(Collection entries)
-------------------------

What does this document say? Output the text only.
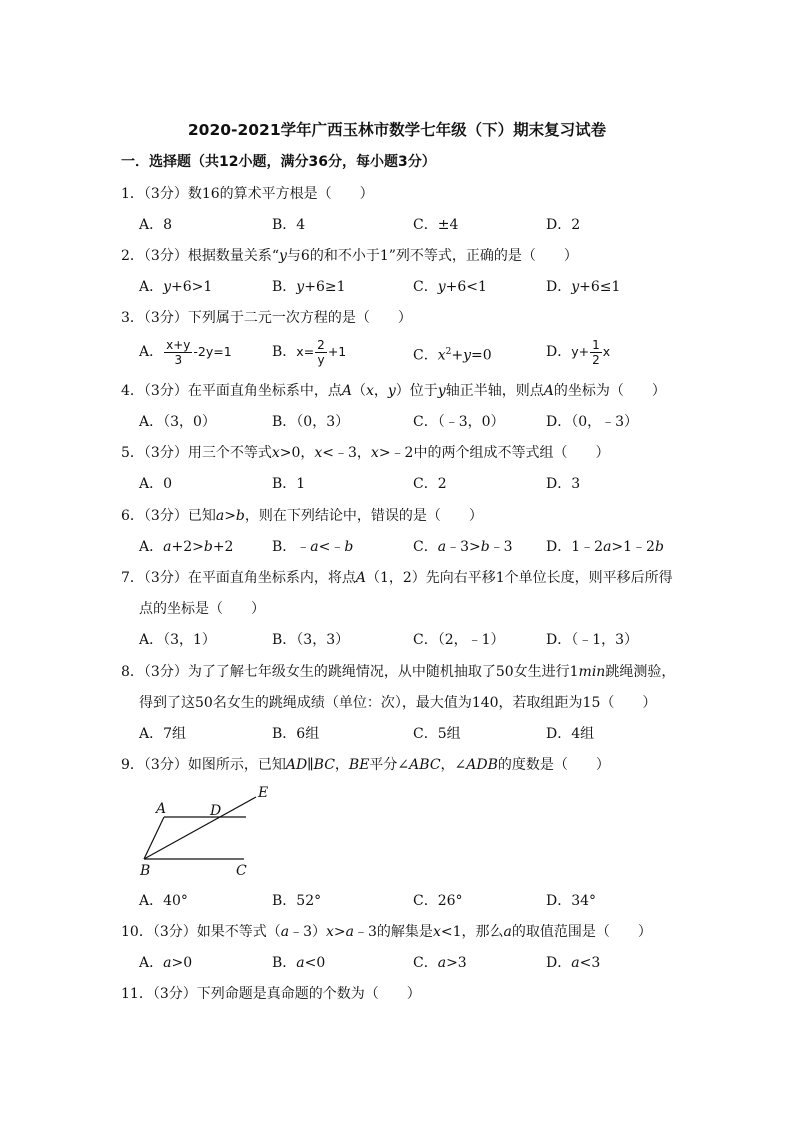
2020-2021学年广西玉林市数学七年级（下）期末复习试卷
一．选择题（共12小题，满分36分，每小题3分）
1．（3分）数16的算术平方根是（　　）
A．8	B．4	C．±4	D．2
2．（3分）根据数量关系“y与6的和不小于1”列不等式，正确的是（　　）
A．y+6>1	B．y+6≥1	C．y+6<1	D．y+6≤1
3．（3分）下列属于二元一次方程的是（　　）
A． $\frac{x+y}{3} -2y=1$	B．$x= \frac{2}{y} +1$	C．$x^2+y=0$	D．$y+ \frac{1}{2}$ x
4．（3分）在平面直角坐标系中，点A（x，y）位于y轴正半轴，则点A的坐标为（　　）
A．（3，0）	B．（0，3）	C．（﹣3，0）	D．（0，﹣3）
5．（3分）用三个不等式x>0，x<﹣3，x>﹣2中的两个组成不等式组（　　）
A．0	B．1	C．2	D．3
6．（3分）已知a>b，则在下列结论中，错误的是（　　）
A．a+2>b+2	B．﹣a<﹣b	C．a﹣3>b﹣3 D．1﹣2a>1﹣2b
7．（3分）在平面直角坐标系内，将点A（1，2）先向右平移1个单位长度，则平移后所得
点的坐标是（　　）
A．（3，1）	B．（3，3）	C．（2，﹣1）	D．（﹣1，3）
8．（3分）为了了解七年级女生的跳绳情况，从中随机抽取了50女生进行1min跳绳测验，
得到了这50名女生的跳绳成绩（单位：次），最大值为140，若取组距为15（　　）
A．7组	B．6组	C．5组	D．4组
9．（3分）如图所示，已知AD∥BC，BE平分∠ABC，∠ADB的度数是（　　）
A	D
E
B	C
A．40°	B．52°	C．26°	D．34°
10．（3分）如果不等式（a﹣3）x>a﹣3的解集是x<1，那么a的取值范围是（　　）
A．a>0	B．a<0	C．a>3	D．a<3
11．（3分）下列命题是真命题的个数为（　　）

-------------------------

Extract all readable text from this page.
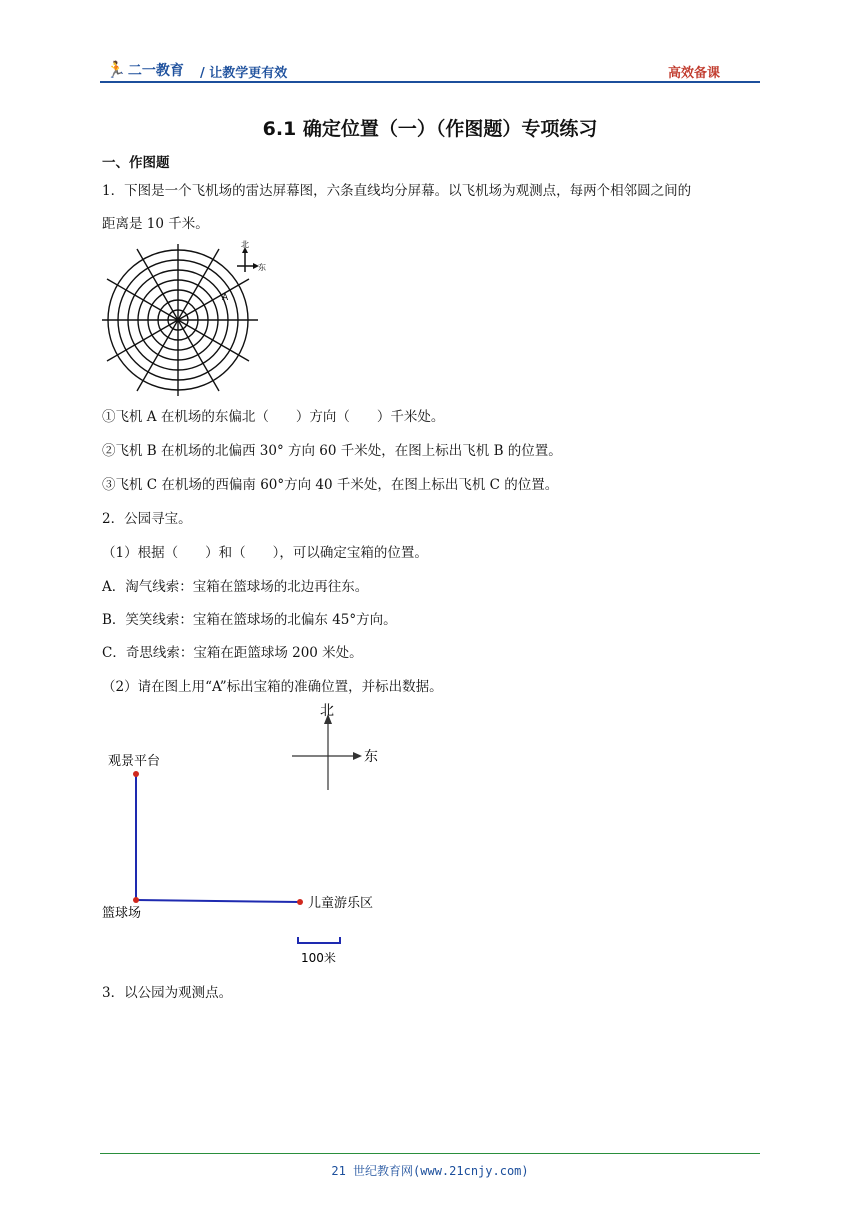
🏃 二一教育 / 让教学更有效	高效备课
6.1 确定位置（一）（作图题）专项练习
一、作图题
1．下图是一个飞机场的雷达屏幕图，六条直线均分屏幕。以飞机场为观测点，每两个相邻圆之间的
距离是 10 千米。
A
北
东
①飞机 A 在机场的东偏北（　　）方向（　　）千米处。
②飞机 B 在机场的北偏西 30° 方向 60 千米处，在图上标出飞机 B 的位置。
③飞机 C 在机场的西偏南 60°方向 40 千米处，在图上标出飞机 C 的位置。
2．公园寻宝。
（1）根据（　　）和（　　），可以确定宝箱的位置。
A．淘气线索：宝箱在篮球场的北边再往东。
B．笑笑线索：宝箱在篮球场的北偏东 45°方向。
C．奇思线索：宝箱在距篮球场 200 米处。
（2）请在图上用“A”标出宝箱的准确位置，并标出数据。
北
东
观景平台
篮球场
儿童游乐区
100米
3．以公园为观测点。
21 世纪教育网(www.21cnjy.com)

-------------------------

What needs to be done >> Using the records above, copy each line that contains "text".

Written response >>
What does this document say? Output the text only.
Extract all readable text from this page.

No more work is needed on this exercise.